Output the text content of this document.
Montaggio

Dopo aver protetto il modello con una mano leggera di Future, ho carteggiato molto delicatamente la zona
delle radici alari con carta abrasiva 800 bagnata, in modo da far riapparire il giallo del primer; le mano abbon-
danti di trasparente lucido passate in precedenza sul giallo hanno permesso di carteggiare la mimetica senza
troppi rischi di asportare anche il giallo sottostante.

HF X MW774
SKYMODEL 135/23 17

------------------------------------

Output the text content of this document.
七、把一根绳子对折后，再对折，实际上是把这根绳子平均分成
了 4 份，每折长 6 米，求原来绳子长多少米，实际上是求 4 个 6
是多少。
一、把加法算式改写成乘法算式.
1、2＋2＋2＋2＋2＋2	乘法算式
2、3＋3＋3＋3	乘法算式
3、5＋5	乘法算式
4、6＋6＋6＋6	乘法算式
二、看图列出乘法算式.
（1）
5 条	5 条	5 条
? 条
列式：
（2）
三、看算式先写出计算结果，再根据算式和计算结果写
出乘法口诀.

------------------------------------

REQUIRED WORK – Using the entries above, state how many lines include the word "mano", with no other words.

EXPECTED ANSWER – 2